--- START ---

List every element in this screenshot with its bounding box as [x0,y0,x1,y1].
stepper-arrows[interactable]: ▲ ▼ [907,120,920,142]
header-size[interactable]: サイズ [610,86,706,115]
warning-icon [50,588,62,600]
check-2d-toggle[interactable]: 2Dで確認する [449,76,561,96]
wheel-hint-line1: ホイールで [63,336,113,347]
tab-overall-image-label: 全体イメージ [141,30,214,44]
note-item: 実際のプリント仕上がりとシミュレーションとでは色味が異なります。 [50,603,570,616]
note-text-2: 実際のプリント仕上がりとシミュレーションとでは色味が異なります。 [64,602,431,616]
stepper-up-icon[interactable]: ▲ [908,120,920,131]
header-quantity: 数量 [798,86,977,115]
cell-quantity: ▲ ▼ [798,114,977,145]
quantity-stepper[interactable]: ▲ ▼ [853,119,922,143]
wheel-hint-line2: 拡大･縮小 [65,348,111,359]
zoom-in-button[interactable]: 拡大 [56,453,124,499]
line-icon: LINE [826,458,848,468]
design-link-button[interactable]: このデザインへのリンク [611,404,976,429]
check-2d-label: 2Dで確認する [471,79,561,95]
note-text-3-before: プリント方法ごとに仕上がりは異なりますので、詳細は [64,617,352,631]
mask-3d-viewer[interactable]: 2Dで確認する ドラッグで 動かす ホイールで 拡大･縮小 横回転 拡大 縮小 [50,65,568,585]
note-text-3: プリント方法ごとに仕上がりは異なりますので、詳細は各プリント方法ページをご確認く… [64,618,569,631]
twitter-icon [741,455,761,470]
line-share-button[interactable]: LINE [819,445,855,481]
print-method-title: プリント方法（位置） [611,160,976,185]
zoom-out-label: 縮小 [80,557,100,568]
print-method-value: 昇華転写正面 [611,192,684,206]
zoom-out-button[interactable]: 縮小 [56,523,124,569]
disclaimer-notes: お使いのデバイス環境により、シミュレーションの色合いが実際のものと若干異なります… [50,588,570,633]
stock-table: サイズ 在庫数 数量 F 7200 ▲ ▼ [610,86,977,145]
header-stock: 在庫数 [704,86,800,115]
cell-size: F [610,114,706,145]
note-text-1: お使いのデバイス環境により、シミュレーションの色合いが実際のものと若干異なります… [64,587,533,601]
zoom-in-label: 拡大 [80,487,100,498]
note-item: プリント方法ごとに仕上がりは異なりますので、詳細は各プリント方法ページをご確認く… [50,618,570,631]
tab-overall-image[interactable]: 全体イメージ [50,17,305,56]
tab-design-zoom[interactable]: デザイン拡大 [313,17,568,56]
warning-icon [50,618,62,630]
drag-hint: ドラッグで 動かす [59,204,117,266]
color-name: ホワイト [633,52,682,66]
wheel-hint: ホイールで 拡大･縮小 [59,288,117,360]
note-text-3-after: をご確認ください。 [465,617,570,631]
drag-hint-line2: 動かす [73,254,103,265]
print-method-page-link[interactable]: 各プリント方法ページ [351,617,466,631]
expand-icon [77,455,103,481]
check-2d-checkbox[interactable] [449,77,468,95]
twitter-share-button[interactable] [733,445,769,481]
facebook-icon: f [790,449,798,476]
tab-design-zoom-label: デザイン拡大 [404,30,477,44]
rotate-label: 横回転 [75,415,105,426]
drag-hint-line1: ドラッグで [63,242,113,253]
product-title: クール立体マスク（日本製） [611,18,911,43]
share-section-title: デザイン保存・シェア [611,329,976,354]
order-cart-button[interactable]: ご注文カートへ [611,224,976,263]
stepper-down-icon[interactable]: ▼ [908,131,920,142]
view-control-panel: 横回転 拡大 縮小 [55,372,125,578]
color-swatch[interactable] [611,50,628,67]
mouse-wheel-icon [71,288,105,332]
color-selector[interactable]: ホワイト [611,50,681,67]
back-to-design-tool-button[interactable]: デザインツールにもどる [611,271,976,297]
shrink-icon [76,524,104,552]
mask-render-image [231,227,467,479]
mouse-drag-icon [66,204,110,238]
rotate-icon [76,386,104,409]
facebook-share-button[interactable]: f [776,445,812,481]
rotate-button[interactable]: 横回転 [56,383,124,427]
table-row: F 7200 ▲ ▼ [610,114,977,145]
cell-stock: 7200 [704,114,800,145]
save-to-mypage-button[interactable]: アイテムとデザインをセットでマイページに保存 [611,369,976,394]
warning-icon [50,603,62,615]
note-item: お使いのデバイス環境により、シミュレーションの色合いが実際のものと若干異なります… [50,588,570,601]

--- END ---

▶ **Exercise**
Format the lines from the start of the material through the line containing "note-text-2: 実際のプリント仕上がりとシミュレーションとでは色味が異なります。 [64,602,431,616]", inclusive, as a JSON list of strings with one string per line and blank lines omitted.

▶ **Answer in full**
[
  "List every element in this screenshot with its bounding box as [x0,y0,x1,y1].",
  "stepper-arrows[interactable]: ▲ ▼ [907,120,920,142]",
  "header-size[interactable]: サイズ [610,86,706,115]",
  "warning-icon [50,588,62,600]",
  "check-2d-toggle[interactable]: 2Dで確認する [449,76,561,96]",
  "wheel-hint-line1: ホイールで [63,336,113,347]",
  "tab-overall-image-label: 全体イメージ [141,30,214,44]",
  "note-item: 実際のプリント仕上がりとシミュレーションとでは色味が異なります。 [50,603,570,616]",
  "note-text-2: 実際のプリント仕上がりとシミュレーションとでは色味が異なります。 [64,602,431,616]"
]